Set problem = Search the data for the string "this" and extract every line where it appears.

• • • •

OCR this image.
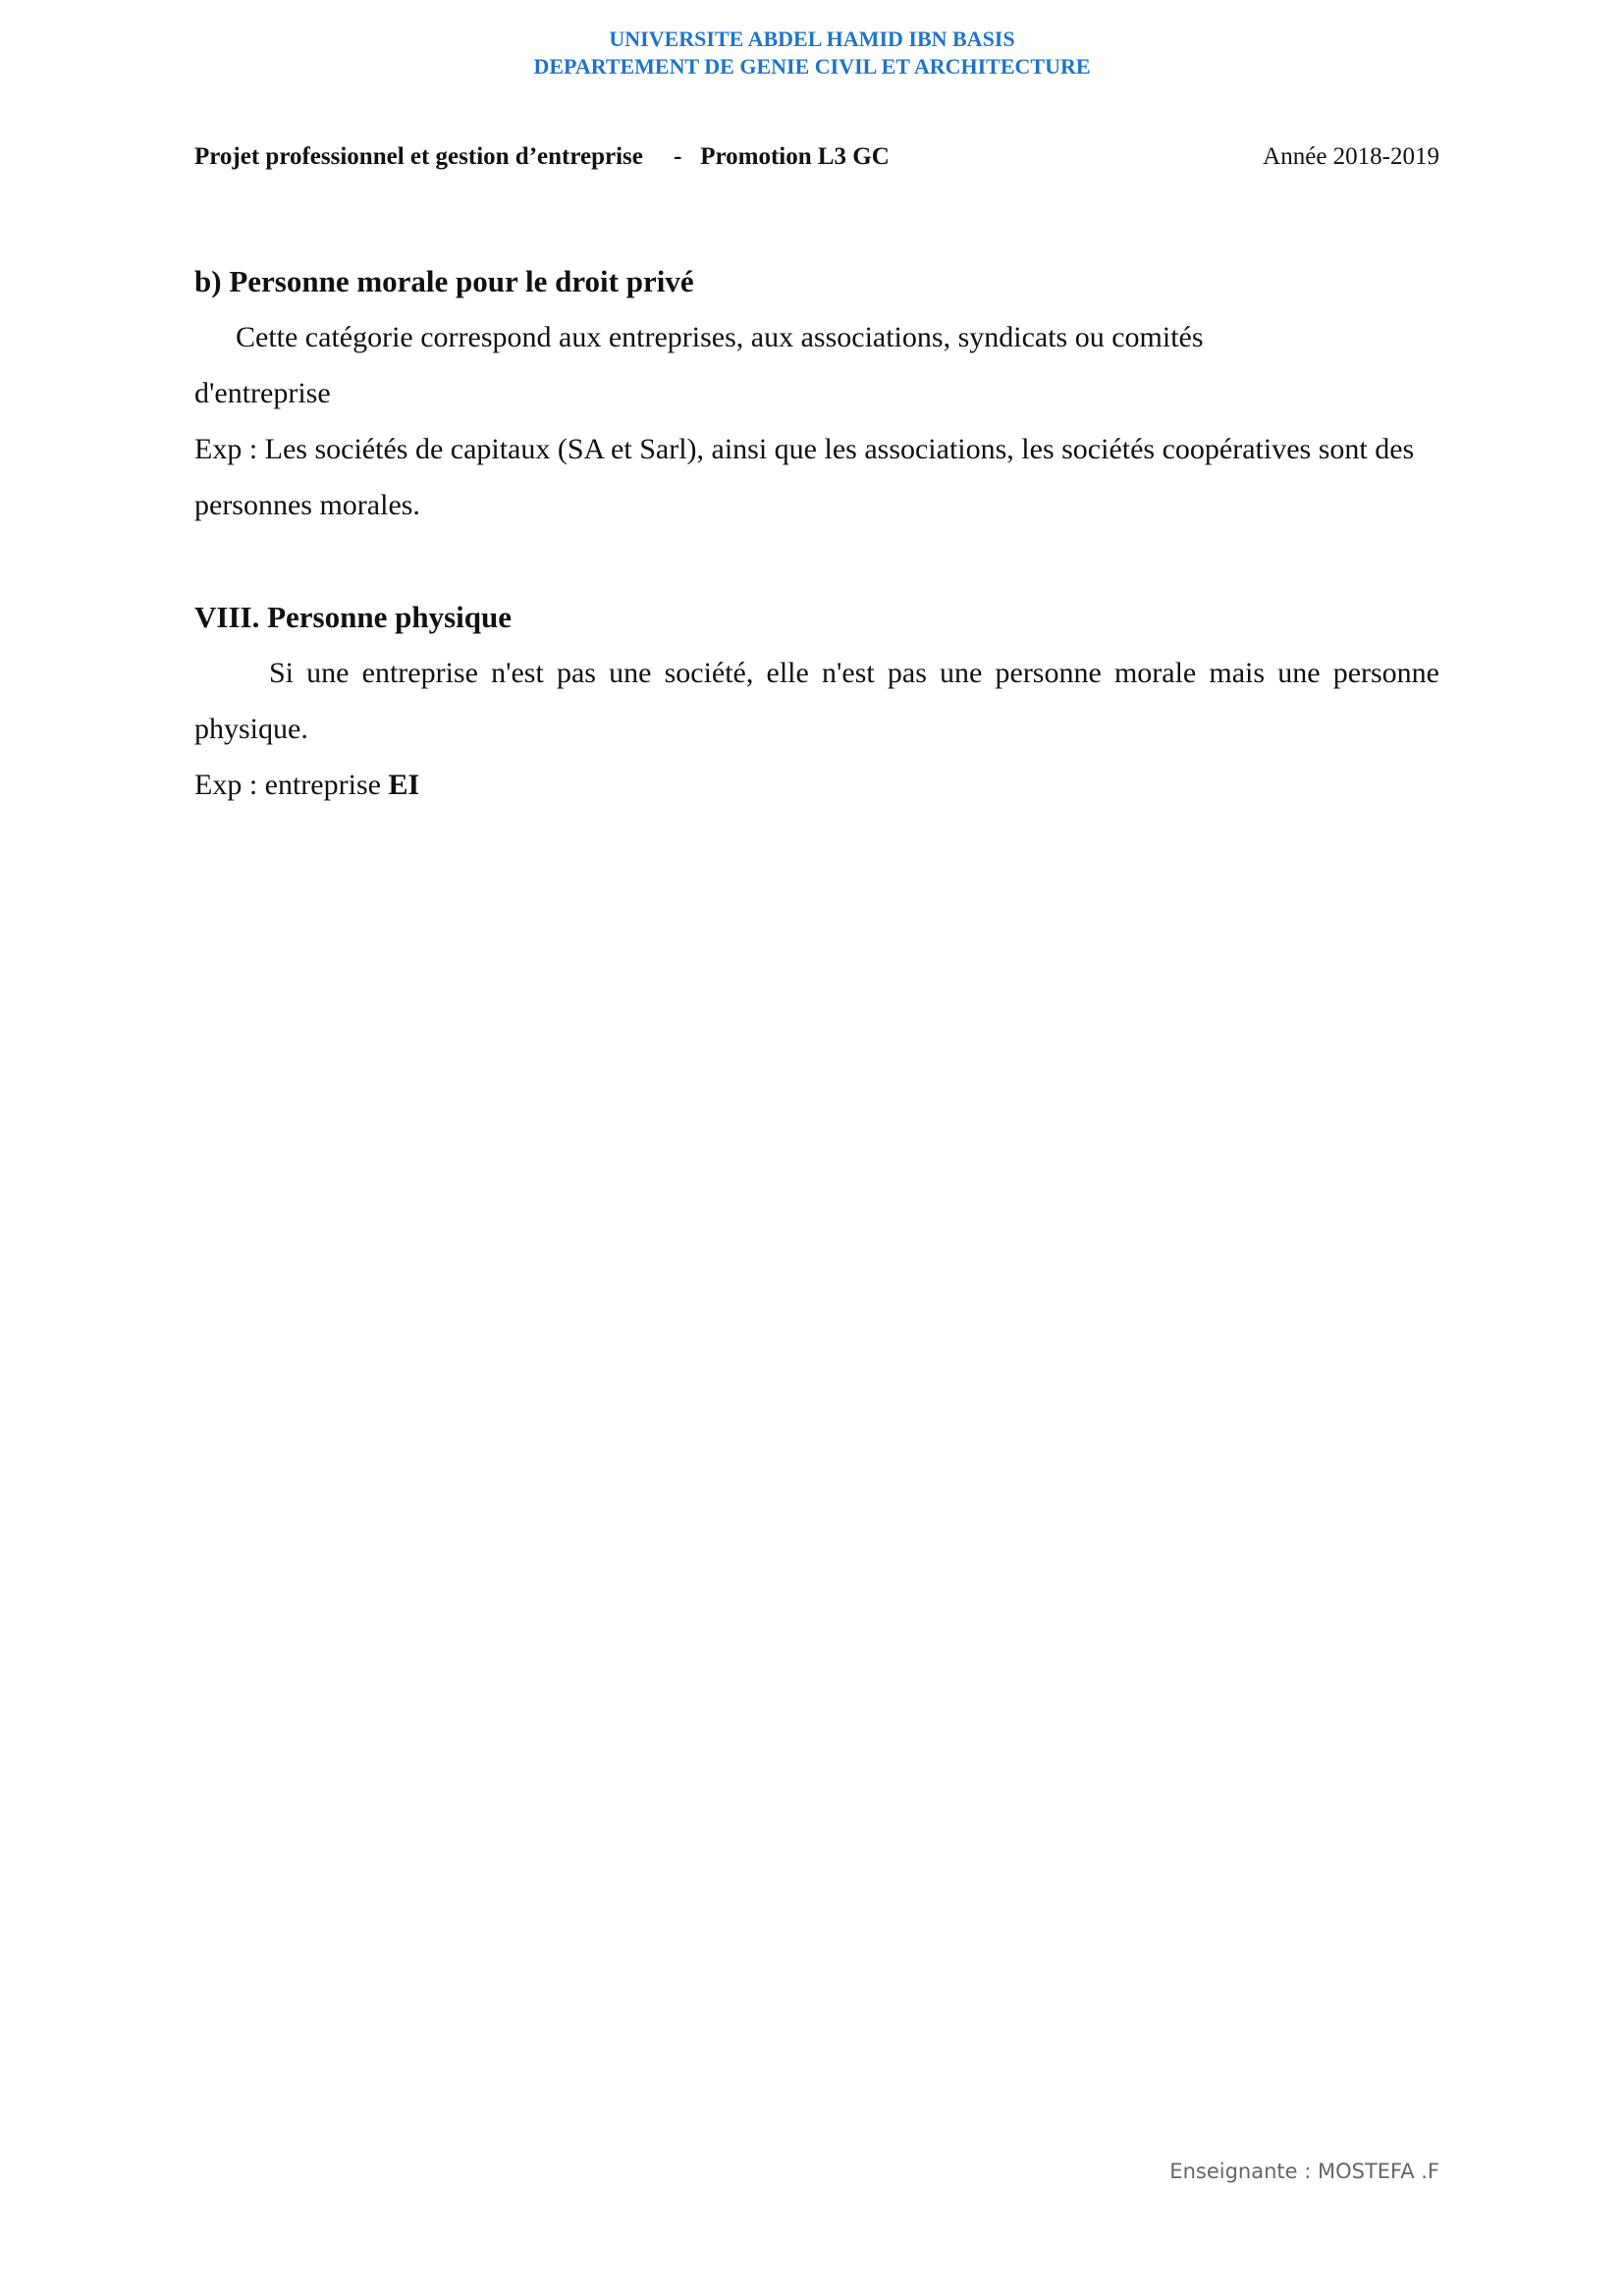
UNIVERSITE ABDEL HAMID IBN BASIS
DEPARTEMENT DE GENIE CIVIL ET ARCHITECTURE
Projet professionnel et gestion d’entreprise     -   Promotion L3 GC	Année 2018-2019
b) Personne morale pour le droit privé

Cette catégorie correspond aux entreprises, aux associations, syndicats ou comités

d'entreprise

Exp : Les sociétés de capitaux (SA et Sarl), ainsi que les associations, les sociétés coopératives sont des personnes morales.

VIII. Personne physique

Si une entreprise n'est pas une société, elle n'est pas une personne morale mais une personne physique.

Exp : entreprise EI

Enseignante : MOSTEFA .F
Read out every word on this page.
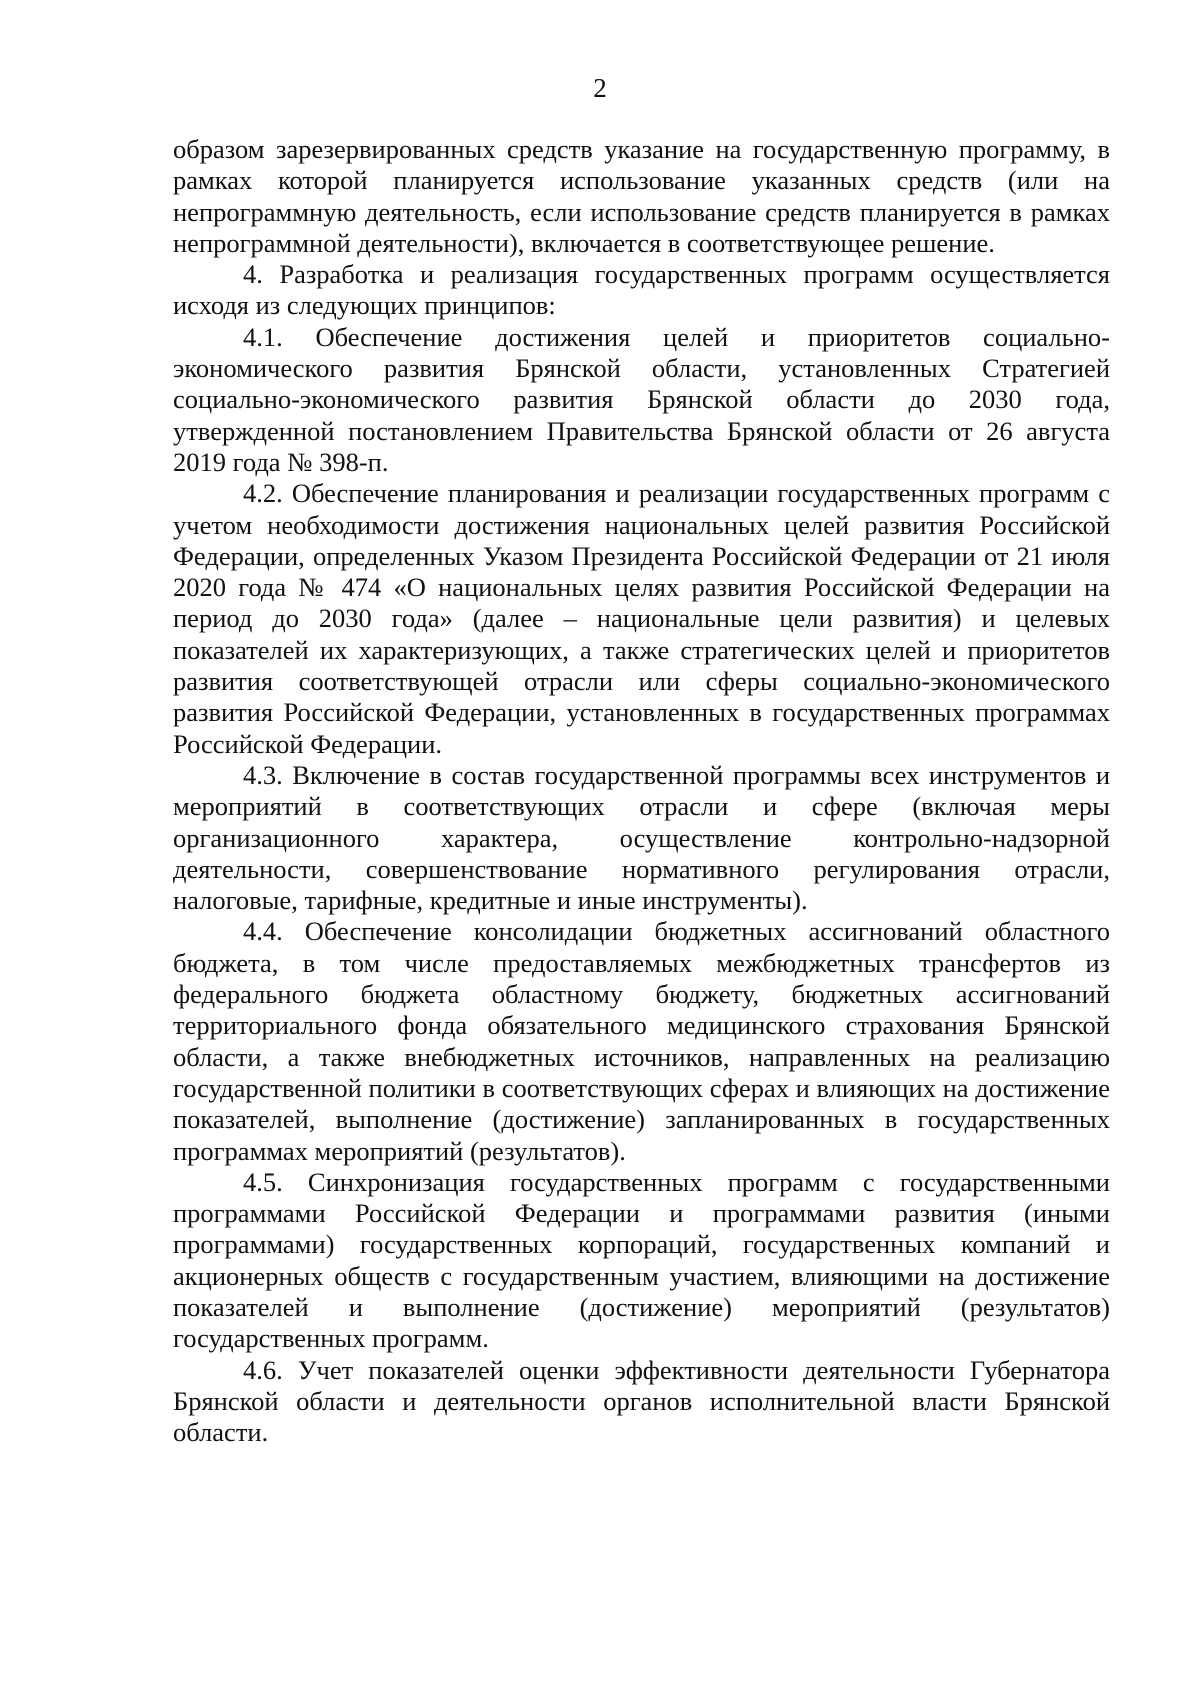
2

образом зарезервированных средств указание на государственную программу, в рамках которой планируется использование указанных средств (или на непрограммную деятельность, если использование средств планируется в рамках непрограммной деятельности), включается в соответствующее решение.

4. Разработка и реализация государственных программ осуществляется исходя из следующих принципов:

4.1. Обеспечение достижения целей и приоритетов социально-экономического развития Брянской области, установленных Стратегией социально-экономического развития Брянской области до 2030 года, утвержденной постановлением Правительства Брянской области от 26 августа 2019 года № 398-п.

4.2. Обеспечение планирования и реализации государственных программ с учетом необходимости достижения национальных целей развития Российской Федерации, определенных Указом Президента Российской Федерации от 21 июля 2020 года № 474 «О национальных целях развития Российской Федерации на период до 2030 года» (далее – национальные цели развития) и целевых показателей их характеризующих, а также стратегических целей и приоритетов развития соответствующей отрасли или сферы социально-экономического развития Российской Федерации, установленных в государственных программах Российской Федерации.

4.3. Включение в состав государственной программы всех инструментов и мероприятий в соответствующих отрасли и сфере (включая меры организационного характера, осуществление контрольно-надзорной деятельности, совершенствование нормативного регулирования отрасли, налоговые, тарифные, кредитные и иные инструменты).

4.4. Обеспечение консолидации бюджетных ассигнований областного бюджета, в том числе предоставляемых межбюджетных трансфертов из федерального бюджета областному бюджету, бюджетных ассигнований территориального фонда обязательного медицинского страхования Брянской области, а также внебюджетных источников, направленных на реализацию государственной политики в соответствующих сферах и влияющих на достижение показателей, выполнение (достижение) запланированных в государственных программах мероприятий (результатов).

4.5. Синхронизация государственных программ с государственными программами Российской Федерации и программами развития (иными программами) государственных корпораций, государственных компаний и акционерных обществ с государственным участием, влияющими на достижение показателей и выполнение (достижение) мероприятий (результатов) государственных программ.

4.6. Учет показателей оценки эффективности деятельности Губернатора Брянской области и деятельности органов исполнительной власти Брянской области.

• • • •

Problem solution =
OCR this image.
Read out every word on this page.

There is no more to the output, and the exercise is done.